*Task goal*. Repeat exactly each line of the data provided below.

*Excerpted records*.
-- Start --

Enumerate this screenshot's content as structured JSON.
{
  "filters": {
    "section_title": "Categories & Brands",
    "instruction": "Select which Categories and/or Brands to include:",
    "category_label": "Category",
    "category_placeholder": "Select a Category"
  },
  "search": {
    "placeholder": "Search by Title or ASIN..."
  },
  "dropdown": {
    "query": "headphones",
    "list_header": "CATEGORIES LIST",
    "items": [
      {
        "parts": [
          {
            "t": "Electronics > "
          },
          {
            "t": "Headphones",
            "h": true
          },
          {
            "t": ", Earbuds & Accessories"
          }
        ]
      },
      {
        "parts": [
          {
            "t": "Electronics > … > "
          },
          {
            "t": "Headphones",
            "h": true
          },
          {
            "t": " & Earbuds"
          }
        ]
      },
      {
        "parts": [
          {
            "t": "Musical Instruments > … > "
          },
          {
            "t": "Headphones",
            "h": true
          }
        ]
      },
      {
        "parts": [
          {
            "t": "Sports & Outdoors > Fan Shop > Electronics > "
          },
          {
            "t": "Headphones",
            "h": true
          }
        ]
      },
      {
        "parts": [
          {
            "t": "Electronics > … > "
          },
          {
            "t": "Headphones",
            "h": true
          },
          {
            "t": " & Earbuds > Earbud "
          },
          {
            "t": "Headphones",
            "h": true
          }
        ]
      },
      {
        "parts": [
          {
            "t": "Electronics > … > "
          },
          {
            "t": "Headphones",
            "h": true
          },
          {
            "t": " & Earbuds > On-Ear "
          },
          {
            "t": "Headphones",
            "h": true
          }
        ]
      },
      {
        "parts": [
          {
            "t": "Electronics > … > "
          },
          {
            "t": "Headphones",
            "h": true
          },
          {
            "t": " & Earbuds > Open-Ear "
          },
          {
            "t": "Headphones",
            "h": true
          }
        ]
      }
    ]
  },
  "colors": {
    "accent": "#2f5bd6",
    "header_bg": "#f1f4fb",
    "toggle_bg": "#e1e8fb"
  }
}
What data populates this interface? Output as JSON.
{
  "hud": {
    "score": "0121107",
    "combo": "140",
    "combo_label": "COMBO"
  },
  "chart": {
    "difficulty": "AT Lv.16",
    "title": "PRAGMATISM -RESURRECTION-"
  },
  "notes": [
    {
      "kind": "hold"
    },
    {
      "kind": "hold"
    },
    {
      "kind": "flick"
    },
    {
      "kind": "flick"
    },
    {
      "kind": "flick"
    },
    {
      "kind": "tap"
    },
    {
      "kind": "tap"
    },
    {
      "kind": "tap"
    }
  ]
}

-- End --

*Solution below*.
Enumerate this screenshot's content as structured JSON.
{
  "filters": {
    "section_title": "Categories & Brands",
    "instruction": "Select which Categories and/or Brands to include:",
    "category_label": "Category",
    "category_placeholder": "Select a Category"
  },
  "search": {
    "placeholder": "Search by Title or ASIN..."
  },
  "dropdown": {
    "query": "headphones",
    "list_header": "CATEGORIES LIST",
    "items": [
      {
        "parts": [
          {
            "t": "Electronics > "
          },
          {
            "t": "Headphones",
            "h": true
          },
          {
            "t": ", Earbuds & Accessories"
          }
        ]
      },
      {
        "parts": [
          {
            "t": "Electronics > … > "
          },
          {
            "t": "Headphones",
            "h": true
          },
          {
            "t": " & Earbuds"
          }
        ]
      },
      {
        "parts": [
          {
            "t": "Musical Instruments > … > "
          },
          {
            "t": "Headphones",
            "h": true
          }
        ]
      },
      {
        "parts": [
          {
            "t": "Sports & Outdoors > Fan Shop > Electronics > "
          },
          {
            "t": "Headphones",
            "h": true
          }
        ]
      },
      {
        "parts": [
          {
            "t": "Electronics > … > "
          },
          {
            "t": "Headphones",
            "h": true
          },
          {
            "t": " & Earbuds > Earbud "
          },
          {
            "t": "Headphones",
            "h": true
          }
        ]
      },
      {
        "parts": [
          {
            "t": "Electronics > … > "
          },
          {
            "t": "Headphones",
            "h": true
          },
          {
            "t": " & Earbuds > On-Ear "
          },
          {
            "t": "Headphones",
            "h": true
          }
        ]
      },
      {
        "parts": [
          {
            "t": "Electronics > … > "
          },
          {
            "t": "Headphones",
            "h": true
          },
          {
            "t": " & Earbuds > Open-Ear "
          },
          {
            "t": "Headphones",
            "h": true
          }
        ]
      }
    ]
  },
  "colors": {
    "accent": "#2f5bd6",
    "header_bg": "#f1f4fb",
    "toggle_bg": "#e1e8fb"
  }
}
What data populates this interface? Output as JSON.
{
  "hud": {
    "score": "0121107",
    "combo": "140",
    "combo_label": "COMBO"
  },
  "chart": {
    "difficulty": "AT Lv.16",
    "title": "PRAGMATISM -RESURRECTION-"
  },
  "notes": [
    {
      "kind": "hold"
    },
    {
      "kind": "hold"
    },
    {
      "kind": "flick"
    },
    {
      "kind": "flick"
    },
    {
      "kind": "flick"
    },
    {
      "kind": "tap"
    },
    {
      "kind": "tap"
    },
    {
      "kind": "tap"
    }
  ]
}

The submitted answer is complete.